▸ Structured figure records:
-=-=-=-=-

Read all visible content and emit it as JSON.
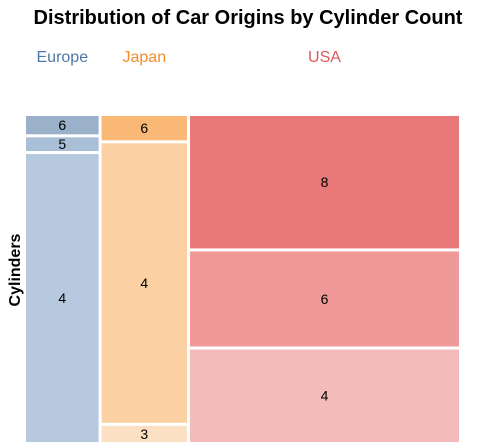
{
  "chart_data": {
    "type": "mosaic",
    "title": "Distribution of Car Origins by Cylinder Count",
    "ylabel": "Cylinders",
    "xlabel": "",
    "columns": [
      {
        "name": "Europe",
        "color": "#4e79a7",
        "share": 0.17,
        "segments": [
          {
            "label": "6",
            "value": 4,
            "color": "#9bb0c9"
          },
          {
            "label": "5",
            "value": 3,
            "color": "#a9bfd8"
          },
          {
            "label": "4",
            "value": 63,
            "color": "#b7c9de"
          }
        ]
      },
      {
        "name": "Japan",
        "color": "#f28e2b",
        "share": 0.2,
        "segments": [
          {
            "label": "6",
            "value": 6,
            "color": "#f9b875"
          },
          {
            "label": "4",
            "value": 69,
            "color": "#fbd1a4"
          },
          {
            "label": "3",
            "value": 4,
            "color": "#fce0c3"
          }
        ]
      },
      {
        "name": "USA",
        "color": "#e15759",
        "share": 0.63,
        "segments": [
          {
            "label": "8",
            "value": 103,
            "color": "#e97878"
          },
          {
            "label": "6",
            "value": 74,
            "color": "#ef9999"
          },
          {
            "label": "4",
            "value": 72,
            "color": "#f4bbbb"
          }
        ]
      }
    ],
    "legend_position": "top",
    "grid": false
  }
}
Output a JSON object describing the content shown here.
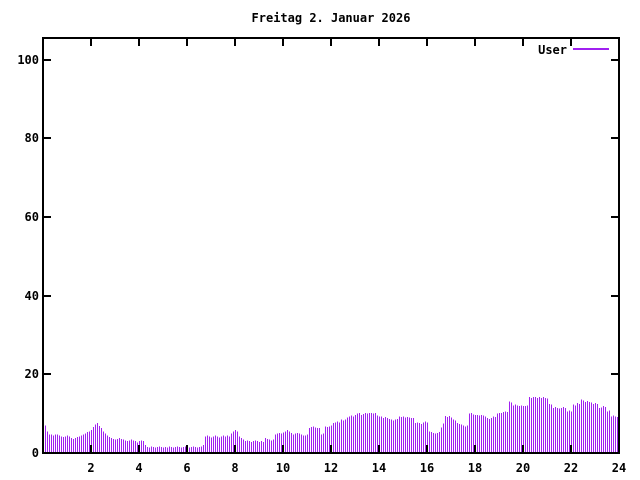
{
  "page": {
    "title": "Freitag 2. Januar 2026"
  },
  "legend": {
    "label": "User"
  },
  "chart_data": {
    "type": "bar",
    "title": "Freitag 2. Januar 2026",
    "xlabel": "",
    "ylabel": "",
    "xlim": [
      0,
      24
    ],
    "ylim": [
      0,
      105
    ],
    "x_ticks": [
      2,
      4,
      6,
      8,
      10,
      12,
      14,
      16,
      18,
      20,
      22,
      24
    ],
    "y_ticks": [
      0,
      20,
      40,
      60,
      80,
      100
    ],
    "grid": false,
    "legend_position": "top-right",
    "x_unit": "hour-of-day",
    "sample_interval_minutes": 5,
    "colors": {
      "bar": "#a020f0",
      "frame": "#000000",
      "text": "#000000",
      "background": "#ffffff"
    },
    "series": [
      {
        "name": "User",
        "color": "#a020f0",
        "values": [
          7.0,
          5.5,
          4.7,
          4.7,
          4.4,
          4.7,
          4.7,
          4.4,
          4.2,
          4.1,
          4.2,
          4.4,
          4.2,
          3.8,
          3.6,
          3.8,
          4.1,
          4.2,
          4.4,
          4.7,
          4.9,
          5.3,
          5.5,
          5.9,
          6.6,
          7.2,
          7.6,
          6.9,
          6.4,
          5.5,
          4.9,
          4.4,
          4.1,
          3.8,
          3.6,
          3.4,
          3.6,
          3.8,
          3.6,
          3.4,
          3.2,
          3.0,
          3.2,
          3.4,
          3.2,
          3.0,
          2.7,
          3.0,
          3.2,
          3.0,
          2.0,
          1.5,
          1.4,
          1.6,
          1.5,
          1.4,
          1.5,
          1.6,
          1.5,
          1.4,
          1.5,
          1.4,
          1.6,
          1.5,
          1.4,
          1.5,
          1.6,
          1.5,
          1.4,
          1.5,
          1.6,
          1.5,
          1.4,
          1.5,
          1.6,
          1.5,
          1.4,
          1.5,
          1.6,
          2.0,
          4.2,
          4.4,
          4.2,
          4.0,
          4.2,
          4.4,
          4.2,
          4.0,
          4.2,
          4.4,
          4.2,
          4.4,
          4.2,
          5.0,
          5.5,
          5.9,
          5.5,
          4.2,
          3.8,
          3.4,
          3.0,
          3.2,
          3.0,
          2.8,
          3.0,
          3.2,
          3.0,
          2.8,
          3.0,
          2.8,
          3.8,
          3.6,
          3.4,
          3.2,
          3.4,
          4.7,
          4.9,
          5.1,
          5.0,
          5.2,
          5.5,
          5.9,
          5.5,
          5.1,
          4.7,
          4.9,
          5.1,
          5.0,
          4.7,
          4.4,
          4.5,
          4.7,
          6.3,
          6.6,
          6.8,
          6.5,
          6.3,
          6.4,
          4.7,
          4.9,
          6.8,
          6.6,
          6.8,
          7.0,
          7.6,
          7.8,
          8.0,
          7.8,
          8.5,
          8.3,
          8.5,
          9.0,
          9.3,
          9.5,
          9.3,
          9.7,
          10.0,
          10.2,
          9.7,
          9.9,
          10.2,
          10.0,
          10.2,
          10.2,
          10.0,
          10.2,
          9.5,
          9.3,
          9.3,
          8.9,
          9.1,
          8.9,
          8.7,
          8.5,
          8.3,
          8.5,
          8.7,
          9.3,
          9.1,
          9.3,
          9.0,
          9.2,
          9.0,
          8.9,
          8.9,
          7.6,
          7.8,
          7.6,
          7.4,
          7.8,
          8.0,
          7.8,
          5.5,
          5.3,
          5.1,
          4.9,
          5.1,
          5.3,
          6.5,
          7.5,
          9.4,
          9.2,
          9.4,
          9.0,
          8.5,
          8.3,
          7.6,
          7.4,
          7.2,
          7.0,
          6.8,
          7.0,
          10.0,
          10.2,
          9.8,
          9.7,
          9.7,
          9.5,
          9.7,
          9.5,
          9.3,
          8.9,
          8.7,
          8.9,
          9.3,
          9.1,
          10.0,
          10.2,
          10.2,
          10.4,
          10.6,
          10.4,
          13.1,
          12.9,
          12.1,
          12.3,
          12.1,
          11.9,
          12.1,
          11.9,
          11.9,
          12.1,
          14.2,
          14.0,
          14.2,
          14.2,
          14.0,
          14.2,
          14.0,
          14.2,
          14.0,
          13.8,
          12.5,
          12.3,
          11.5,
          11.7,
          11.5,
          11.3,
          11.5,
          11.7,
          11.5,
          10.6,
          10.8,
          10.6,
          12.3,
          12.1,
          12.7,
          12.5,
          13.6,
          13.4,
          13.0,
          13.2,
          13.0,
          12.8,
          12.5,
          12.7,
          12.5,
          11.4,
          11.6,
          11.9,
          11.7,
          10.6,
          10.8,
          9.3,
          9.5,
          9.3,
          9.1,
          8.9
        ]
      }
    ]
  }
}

-=-=-=-=-

▸ The exercise: Each line of the material must be retyped exactly, except that images are omitted.

▸ Completed task:
Read all visible content and emit it as JSON.
{
  "chart_data": {
    "type": "mosaic",
    "title": "Distribution of Car Origins by Cylinder Count",
    "ylabel": "Cylinders",
    "xlabel": "",
    "columns": [
      {
        "name": "Europe",
        "color": "#4e79a7",
        "share": 0.17,
        "segments": [
          {
            "label": "6",
            "value": 4,
            "color": "#9bb0c9"
          },
          {
            "label": "5",
            "value": 3,
            "color": "#a9bfd8"
          },
          {
            "label": "4",
            "value": 63,
            "color": "#b7c9de"
          }
        ]
      },
      {
        "name": "Japan",
        "color": "#f28e2b",
        "share": 0.2,
        "segments": [
          {
            "label": "6",
            "value": 6,
            "color": "#f9b875"
          },
          {
            "label": "4",
            "value": 69,
            "color": "#fbd1a4"
          },
          {
            "label": "3",
            "value": 4,
            "color": "#fce0c3"
          }
        ]
      },
      {
        "name": "USA",
        "color": "#e15759",
        "share": 0.63,
        "segments": [
          {
            "label": "8",
            "value": 103,
            "color": "#e97878"
          },
          {
            "label": "6",
            "value": 74,
            "color": "#ef9999"
          },
          {
            "label": "4",
            "value": 72,
            "color": "#f4bbbb"
          }
        ]
      }
    ],
    "legend_position": "top",
    "grid": false
  }
}
Output a JSON object describing the content shown here.
{
  "page": {
    "title": "Freitag 2. Januar 2026"
  },
  "legend": {
    "label": "User"
  },
  "chart_data": {
    "type": "bar",
    "title": "Freitag 2. Januar 2026",
    "xlabel": "",
    "ylabel": "",
    "xlim": [
      0,
      24
    ],
    "ylim": [
      0,
      105
    ],
    "x_ticks": [
      2,
      4,
      6,
      8,
      10,
      12,
      14,
      16,
      18,
      20,
      22,
      24
    ],
    "y_ticks": [
      0,
      20,
      40,
      60,
      80,
      100
    ],
    "grid": false,
    "legend_position": "top-right",
    "x_unit": "hour-of-day",
    "sample_interval_minutes": 5,
    "colors": {
      "bar": "#a020f0",
      "frame": "#000000",
      "text": "#000000",
      "background": "#ffffff"
    },
    "series": [
      {
        "name": "User",
        "color": "#a020f0",
        "values": [
          7.0,
          5.5,
          4.7,
          4.7,
          4.4,
          4.7,
          4.7,
          4.4,
          4.2,
          4.1,
          4.2,
          4.4,
          4.2,
          3.8,
          3.6,
          3.8,
          4.1,
          4.2,
          4.4,
          4.7,
          4.9,
          5.3,
          5.5,
          5.9,
          6.6,
          7.2,
          7.6,
          6.9,
          6.4,
          5.5,
          4.9,
          4.4,
          4.1,
          3.8,
          3.6,
          3.4,
          3.6,
          3.8,
          3.6,
          3.4,
          3.2,
          3.0,
          3.2,
          3.4,
          3.2,
          3.0,
          2.7,
          3.0,
          3.2,
          3.0,
          2.0,
          1.5,
          1.4,
          1.6,
          1.5,
          1.4,
          1.5,
          1.6,
          1.5,
          1.4,
          1.5,
          1.4,
          1.6,
          1.5,
          1.4,
          1.5,
          1.6,
          1.5,
          1.4,
          1.5,
          1.6,
          1.5,
          1.4,
          1.5,
          1.6,
          1.5,
          1.4,
          1.5,
          1.6,
          2.0,
          4.2,
          4.4,
          4.2,
          4.0,
          4.2,
          4.4,
          4.2,
          4.0,
          4.2,
          4.4,
          4.2,
          4.4,
          4.2,
          5.0,
          5.5,
          5.9,
          5.5,
          4.2,
          3.8,
          3.4,
          3.0,
          3.2,
          3.0,
          2.8,
          3.0,
          3.2,
          3.0,
          2.8,
          3.0,
          2.8,
          3.8,
          3.6,
          3.4,
          3.2,
          3.4,
          4.7,
          4.9,
          5.1,
          5.0,
          5.2,
          5.5,
          5.9,
          5.5,
          5.1,
          4.7,
          4.9,
          5.1,
          5.0,
          4.7,
          4.4,
          4.5,
          4.7,
          6.3,
          6.6,
          6.8,
          6.5,
          6.3,
          6.4,
          4.7,
          4.9,
          6.8,
          6.6,
          6.8,
          7.0,
          7.6,
          7.8,
          8.0,
          7.8,
          8.5,
          8.3,
          8.5,
          9.0,
          9.3,
          9.5,
          9.3,
          9.7,
          10.0,
          10.2,
          9.7,
          9.9,
          10.2,
          10.0,
          10.2,
          10.2,
          10.0,
          10.2,
          9.5,
          9.3,
          9.3,
          8.9,
          9.1,
          8.9,
          8.7,
          8.5,
          8.3,
          8.5,
          8.7,
          9.3,
          9.1,
          9.3,
          9.0,
          9.2,
          9.0,
          8.9,
          8.9,
          7.6,
          7.8,
          7.6,
          7.4,
          7.8,
          8.0,
          7.8,
          5.5,
          5.3,
          5.1,
          4.9,
          5.1,
          5.3,
          6.5,
          7.5,
          9.4,
          9.2,
          9.4,
          9.0,
          8.5,
          8.3,
          7.6,
          7.4,
          7.2,
          7.0,
          6.8,
          7.0,
          10.0,
          10.2,
          9.8,
          9.7,
          9.7,
          9.5,
          9.7,
          9.5,
          9.3,
          8.9,
          8.7,
          8.9,
          9.3,
          9.1,
          10.0,
          10.2,
          10.2,
          10.4,
          10.6,
          10.4,
          13.1,
          12.9,
          12.1,
          12.3,
          12.1,
          11.9,
          12.1,
          11.9,
          11.9,
          12.1,
          14.2,
          14.0,
          14.2,
          14.2,
          14.0,
          14.2,
          14.0,
          14.2,
          14.0,
          13.8,
          12.5,
          12.3,
          11.5,
          11.7,
          11.5,
          11.3,
          11.5,
          11.7,
          11.5,
          10.6,
          10.8,
          10.6,
          12.3,
          12.1,
          12.7,
          12.5,
          13.6,
          13.4,
          13.0,
          13.2,
          13.0,
          12.8,
          12.5,
          12.7,
          12.5,
          11.4,
          11.6,
          11.9,
          11.7,
          10.6,
          10.8,
          9.3,
          9.5,
          9.3,
          9.1,
          8.9
        ]
      }
    ]
  }
}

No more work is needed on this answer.